Count how many lines hold the string "each", and give only that number.

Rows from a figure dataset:
[start]
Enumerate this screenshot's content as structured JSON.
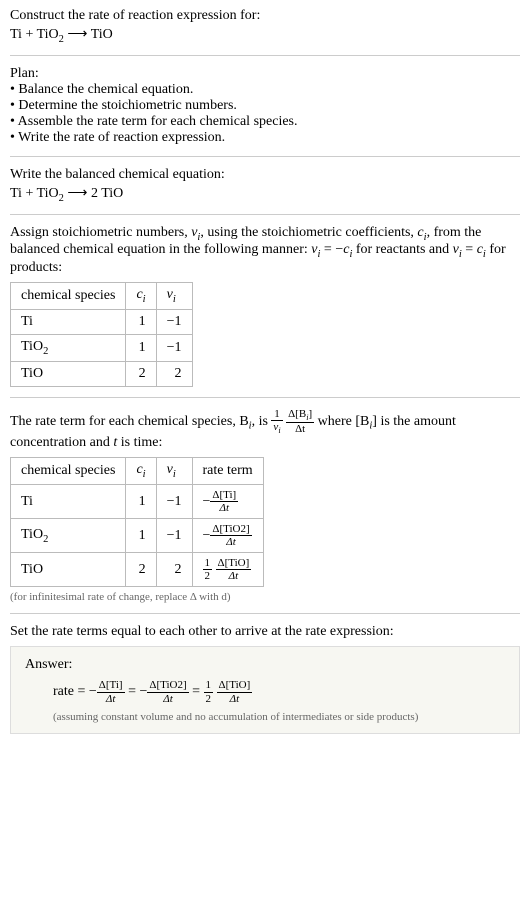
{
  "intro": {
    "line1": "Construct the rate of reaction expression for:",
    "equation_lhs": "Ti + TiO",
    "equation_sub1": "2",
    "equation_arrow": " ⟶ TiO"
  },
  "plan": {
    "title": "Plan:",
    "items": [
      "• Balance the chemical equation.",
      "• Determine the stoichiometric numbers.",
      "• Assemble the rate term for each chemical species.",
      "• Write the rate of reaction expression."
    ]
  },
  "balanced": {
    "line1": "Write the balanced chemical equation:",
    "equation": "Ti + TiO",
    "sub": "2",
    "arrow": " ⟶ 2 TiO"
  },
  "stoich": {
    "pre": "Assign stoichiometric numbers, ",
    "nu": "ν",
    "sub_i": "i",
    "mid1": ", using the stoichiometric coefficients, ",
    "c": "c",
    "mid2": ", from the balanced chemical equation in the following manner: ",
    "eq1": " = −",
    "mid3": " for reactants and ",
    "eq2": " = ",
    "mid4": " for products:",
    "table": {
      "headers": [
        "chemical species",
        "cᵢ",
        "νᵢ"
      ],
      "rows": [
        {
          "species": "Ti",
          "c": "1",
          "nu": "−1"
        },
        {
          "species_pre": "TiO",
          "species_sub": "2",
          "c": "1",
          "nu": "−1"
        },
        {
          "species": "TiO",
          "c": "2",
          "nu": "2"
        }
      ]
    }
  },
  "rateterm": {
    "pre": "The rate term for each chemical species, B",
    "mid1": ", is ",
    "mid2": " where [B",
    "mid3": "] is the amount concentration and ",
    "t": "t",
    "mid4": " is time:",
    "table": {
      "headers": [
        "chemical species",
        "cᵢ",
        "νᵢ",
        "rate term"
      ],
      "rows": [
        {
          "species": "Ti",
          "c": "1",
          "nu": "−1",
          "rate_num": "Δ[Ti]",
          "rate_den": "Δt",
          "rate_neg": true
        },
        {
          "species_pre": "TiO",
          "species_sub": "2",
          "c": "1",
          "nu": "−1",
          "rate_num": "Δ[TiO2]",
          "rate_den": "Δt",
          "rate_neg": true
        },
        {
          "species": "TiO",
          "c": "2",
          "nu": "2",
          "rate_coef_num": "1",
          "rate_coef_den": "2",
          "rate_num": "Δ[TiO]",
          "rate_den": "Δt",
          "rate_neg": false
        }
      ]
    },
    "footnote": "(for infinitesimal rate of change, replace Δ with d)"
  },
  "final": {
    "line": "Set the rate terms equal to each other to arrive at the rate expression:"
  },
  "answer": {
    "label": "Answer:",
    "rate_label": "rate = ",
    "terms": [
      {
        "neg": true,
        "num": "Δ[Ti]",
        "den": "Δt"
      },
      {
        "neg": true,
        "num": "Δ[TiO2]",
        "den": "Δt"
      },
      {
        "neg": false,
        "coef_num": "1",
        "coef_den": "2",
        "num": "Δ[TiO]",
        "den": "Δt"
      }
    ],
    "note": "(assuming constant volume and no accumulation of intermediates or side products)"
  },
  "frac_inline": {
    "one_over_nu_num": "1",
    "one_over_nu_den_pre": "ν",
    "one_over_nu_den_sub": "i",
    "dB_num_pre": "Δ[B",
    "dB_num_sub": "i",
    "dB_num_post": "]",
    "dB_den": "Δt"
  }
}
[end]
Exercise result »
3